▸ Work required: Extract the full set of records, then give each one again exactly.

Recorded data
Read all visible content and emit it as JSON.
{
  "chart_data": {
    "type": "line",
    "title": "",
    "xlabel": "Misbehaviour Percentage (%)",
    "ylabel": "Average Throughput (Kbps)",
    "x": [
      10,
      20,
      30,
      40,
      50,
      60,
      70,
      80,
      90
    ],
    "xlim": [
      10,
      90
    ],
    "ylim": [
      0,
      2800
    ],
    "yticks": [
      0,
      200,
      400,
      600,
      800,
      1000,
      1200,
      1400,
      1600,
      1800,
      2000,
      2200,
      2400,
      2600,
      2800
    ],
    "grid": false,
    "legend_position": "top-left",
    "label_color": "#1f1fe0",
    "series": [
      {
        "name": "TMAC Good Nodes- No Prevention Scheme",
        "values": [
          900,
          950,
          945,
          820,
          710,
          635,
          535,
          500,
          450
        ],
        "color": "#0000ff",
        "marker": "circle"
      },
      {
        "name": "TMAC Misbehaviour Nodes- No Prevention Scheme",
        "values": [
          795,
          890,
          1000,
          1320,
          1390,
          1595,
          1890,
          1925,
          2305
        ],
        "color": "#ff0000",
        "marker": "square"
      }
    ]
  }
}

▸ Result of the exercise:
Read all visible content and emit it as JSON.
{
  "chart_data": {
    "type": "line",
    "title": "",
    "xlabel": "Misbehaviour Percentage (%)",
    "ylabel": "Average Throughput (Kbps)",
    "x": [
      10,
      20,
      30,
      40,
      50,
      60,
      70,
      80,
      90
    ],
    "xlim": [
      10,
      90
    ],
    "ylim": [
      0,
      2800
    ],
    "yticks": [
      0,
      200,
      400,
      600,
      800,
      1000,
      1200,
      1400,
      1600,
      1800,
      2000,
      2200,
      2400,
      2600,
      2800
    ],
    "grid": false,
    "legend_position": "top-left",
    "label_color": "#1f1fe0",
    "series": [
      {
        "name": "TMAC Good Nodes- No Prevention Scheme",
        "values": [
          900,
          950,
          945,
          820,
          710,
          635,
          535,
          500,
          450
        ],
        "color": "#0000ff",
        "marker": "circle"
      },
      {
        "name": "TMAC Misbehaviour Nodes- No Prevention Scheme",
        "values": [
          795,
          890,
          1000,
          1320,
          1390,
          1595,
          1890,
          1925,
          2305
        ],
        "color": "#ff0000",
        "marker": "square"
      }
    ]
  }
}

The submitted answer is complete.